§ **Yönerge A**:
Satırların başından "tab-label: Timeline bbox=[308, 305, 365, 321]" bulunan satıra kadar, iki uç da dahil, satırları aynen kopyalayın.

-*-*-

Soru: Suudi Arabistan, Türkiye'ye konsoloslukta inceleme izni verdi. Bunu birkaç gün sonra vermiş olmasını nasıl değerlendiriyorsunuz, sizce soruşturmadan ve yapılacak olay yeri incelemesinden bir şey çıkar mı?

Cengiz: Devlet sadece konsolosluk içinden ulaşacağı bilgi ve belgeleri beklemiyor kanaatindeyim. Şu anda ülkeye o gün itibarıyla geliş gidişler kontrol ediliyor ve şüpheli kayıtlar inceleniyor. Bu yüzden olay yeri incelemesinden önce gerekli ve yeterli tüm bilgilerin elde edilmesi olayın daha hızlı bir şekilde çözülmesine katkı sağlayacaktır. Bu incelemeden bir şeyler mutlaka çıkar. Zira zaten kameralar o gün kayıt almıyordu açıklaması bile meseleyi baştan şüpheli hale getiriyor.

- "Konsolosluk binasının özellikle tercih edilmiş olduğunu düşünmüyorum"

Soru: Suudi rejimi Sayın Kaşıkçı'yı, eleştirel yazılarından dolayı susturmak istediyse şayet, bunun için neden özellikle konsolosluk binasını tercih etti? Yer ve zaman tercihi size de ilginç gelmiyor mu?

-*-*-

§ **Yönerge B**:
Konsolosluk incelemesiyle ilgili söyleşide "Soru: Suudi Arabistan, Türkiye'ye" ile "şey çıkar mı?" arasındaki kısmı, ikisi de dahil, aynen tekrar yazın.

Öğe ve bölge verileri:
-*-*-

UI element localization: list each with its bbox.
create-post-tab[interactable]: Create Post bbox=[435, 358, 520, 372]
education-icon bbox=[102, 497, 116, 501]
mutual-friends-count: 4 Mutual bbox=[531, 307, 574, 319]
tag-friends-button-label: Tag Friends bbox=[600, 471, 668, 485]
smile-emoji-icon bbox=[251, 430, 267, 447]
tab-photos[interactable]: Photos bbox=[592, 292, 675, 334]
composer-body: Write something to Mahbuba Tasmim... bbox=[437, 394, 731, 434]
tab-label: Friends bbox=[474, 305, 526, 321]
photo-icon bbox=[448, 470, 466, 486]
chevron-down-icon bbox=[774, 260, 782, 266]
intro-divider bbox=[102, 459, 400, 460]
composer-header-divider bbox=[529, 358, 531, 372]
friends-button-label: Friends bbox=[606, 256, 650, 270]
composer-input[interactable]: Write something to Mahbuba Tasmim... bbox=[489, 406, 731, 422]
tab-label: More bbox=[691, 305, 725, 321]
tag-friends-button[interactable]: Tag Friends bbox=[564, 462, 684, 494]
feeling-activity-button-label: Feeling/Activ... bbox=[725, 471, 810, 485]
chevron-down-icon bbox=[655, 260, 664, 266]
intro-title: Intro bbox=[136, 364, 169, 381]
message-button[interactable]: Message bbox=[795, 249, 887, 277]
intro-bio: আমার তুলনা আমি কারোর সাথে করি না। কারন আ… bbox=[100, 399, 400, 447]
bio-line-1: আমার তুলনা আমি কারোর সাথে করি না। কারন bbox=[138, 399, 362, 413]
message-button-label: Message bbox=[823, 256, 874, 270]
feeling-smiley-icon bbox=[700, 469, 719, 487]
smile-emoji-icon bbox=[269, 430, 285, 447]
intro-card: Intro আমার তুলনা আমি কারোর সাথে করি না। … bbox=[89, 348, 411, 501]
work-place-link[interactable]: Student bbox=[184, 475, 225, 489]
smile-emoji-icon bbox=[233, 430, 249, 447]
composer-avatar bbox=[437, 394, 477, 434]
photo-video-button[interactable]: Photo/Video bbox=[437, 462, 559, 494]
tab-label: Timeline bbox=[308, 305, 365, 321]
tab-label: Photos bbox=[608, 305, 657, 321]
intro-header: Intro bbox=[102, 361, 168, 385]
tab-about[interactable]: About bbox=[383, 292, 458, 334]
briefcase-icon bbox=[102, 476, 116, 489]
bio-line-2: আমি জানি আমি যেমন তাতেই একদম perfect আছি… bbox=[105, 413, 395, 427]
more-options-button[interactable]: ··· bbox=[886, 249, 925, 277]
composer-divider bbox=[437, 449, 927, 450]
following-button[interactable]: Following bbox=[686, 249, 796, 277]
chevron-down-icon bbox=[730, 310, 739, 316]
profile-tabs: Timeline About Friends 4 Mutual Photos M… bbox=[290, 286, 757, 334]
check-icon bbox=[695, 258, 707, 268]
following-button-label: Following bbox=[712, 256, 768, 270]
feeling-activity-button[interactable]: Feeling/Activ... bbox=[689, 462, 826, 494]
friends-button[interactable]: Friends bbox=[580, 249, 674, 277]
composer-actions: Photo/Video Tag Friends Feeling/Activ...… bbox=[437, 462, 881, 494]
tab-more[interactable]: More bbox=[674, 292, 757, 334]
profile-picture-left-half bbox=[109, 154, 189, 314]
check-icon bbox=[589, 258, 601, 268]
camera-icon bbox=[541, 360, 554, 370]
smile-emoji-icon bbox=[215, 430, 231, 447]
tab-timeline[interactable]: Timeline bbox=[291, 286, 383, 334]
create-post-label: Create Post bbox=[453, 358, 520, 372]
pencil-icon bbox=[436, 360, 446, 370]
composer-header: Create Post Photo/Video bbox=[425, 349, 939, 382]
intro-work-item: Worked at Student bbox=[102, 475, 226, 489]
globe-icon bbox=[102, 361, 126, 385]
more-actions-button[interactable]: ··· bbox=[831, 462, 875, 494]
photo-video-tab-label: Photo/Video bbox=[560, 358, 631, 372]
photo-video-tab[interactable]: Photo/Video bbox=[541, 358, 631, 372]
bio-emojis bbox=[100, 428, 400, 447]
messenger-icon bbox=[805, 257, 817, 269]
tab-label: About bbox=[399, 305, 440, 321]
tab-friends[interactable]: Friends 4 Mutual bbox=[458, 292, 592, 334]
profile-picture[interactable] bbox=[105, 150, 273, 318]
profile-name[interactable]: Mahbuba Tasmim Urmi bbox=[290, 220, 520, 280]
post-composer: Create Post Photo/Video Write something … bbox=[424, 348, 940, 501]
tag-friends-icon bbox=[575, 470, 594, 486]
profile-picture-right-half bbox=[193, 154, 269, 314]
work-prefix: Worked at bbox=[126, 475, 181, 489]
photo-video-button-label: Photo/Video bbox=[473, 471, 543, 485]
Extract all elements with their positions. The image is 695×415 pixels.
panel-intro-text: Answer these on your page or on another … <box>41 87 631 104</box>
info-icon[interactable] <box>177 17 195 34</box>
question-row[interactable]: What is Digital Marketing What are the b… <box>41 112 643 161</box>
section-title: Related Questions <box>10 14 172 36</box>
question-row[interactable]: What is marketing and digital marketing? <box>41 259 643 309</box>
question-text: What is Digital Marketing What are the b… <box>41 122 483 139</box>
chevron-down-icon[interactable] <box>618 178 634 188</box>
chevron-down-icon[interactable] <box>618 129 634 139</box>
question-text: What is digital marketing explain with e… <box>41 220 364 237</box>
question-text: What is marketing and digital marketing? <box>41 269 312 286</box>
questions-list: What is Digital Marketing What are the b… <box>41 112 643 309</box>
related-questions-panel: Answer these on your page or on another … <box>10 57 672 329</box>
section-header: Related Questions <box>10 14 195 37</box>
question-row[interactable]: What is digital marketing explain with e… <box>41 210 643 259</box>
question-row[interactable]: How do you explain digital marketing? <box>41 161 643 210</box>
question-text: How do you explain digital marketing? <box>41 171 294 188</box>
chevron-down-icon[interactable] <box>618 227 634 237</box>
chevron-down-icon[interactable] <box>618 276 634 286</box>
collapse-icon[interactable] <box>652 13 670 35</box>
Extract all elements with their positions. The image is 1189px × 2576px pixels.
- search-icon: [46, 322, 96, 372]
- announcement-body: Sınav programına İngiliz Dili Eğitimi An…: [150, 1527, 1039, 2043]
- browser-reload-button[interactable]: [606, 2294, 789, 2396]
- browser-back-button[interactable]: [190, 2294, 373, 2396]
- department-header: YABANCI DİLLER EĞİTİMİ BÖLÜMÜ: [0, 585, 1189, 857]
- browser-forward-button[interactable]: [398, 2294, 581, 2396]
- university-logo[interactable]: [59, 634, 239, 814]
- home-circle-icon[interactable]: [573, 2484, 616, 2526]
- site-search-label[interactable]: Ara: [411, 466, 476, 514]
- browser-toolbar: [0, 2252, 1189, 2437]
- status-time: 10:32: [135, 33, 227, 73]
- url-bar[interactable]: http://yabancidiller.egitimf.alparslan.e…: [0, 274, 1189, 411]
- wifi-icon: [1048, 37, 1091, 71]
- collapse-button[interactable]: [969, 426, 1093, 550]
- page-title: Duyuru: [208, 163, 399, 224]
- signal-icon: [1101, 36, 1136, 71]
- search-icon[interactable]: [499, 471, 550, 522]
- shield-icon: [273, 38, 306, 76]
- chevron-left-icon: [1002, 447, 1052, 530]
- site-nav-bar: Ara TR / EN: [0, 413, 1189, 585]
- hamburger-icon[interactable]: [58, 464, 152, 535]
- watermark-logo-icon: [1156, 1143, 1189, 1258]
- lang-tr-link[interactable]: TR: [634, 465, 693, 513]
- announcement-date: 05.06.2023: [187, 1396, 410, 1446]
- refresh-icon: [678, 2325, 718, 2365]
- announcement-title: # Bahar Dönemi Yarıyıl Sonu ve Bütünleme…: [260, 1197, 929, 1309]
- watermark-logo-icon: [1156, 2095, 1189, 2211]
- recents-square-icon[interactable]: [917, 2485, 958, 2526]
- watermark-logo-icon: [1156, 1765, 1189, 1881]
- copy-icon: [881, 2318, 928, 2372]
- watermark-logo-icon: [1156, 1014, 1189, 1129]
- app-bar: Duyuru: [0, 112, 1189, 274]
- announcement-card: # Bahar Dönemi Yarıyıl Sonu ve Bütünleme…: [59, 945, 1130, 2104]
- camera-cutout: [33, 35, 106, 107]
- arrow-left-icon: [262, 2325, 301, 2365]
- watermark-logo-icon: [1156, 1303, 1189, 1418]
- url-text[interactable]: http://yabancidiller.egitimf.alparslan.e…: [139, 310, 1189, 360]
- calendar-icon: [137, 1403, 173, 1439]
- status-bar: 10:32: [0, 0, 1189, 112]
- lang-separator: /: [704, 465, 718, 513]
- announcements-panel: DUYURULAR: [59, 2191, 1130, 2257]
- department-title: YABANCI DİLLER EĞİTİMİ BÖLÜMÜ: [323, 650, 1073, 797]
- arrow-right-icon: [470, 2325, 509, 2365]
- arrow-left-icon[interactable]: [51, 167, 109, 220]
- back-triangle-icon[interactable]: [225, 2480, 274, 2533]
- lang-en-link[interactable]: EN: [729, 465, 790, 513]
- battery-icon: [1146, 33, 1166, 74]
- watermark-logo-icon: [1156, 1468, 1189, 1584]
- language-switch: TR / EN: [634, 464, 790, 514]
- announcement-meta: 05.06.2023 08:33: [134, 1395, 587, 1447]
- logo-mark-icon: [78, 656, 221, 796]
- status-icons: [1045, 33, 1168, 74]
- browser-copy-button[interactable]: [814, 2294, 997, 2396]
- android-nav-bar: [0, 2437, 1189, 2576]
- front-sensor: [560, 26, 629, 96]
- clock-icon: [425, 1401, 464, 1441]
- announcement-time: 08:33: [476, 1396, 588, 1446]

-*-*-

§ **Görev cevabı A**:
UI element localization: list each with its bbox.
create-post-tab[interactable]: Create Post bbox=[435, 358, 520, 372]
education-icon bbox=[102, 497, 116, 501]
mutual-friends-count: 4 Mutual bbox=[531, 307, 574, 319]
tag-friends-button-label: Tag Friends bbox=[600, 471, 668, 485]
smile-emoji-icon bbox=[251, 430, 267, 447]
tab-photos[interactable]: Photos bbox=[592, 292, 675, 334]
composer-body: Write something to Mahbuba Tasmim... bbox=[437, 394, 731, 434]
tab-label: Friends bbox=[474, 305, 526, 321]
photo-icon bbox=[448, 470, 466, 486]
chevron-down-icon bbox=[774, 260, 782, 266]
intro-divider bbox=[102, 459, 400, 460]
composer-header-divider bbox=[529, 358, 531, 372]
friends-button-label: Friends bbox=[606, 256, 650, 270]
composer-input[interactable]: Write something to Mahbuba Tasmim... bbox=[489, 406, 731, 422]
tab-label: More bbox=[691, 305, 725, 321]
tag-friends-button[interactable]: Tag Friends bbox=[564, 462, 684, 494]
feeling-activity-button-label: Feeling/Activ... bbox=[725, 471, 810, 485]
chevron-down-icon bbox=[655, 260, 664, 266]
intro-title: Intro bbox=[136, 364, 169, 381]
message-button[interactable]: Message bbox=[795, 249, 887, 277]
intro-bio: আমার তুলনা আমি কারোর সাথে করি না। কারন আ… bbox=[100, 399, 400, 447]
bio-line-1: আমার তুলনা আমি কারোর সাথে করি না। কারন bbox=[138, 399, 362, 413]
message-button-label: Message bbox=[823, 256, 874, 270]
feeling-smiley-icon bbox=[700, 469, 719, 487]
smile-emoji-icon bbox=[269, 430, 285, 447]
intro-card: Intro আমার তুলনা আমি কারোর সাথে করি না। … bbox=[89, 348, 411, 501]
work-place-link[interactable]: Student bbox=[184, 475, 225, 489]
smile-emoji-icon bbox=[233, 430, 249, 447]
composer-avatar bbox=[437, 394, 477, 434]
photo-video-button[interactable]: Photo/Video bbox=[437, 462, 559, 494]
tab-label: Timeline bbox=[308, 305, 365, 321]

§ **Görev cevabı B**:
Soru: Suudi Arabistan, Türkiye'ye konsoloslukta inceleme izni verdi. Bunu birkaç gün sonra vermiş olmasını nasıl değerlendiriyorsunuz, sizce soruşturmadan ve yapılacak olay yeri incelemesinden bir şey çıkar mı?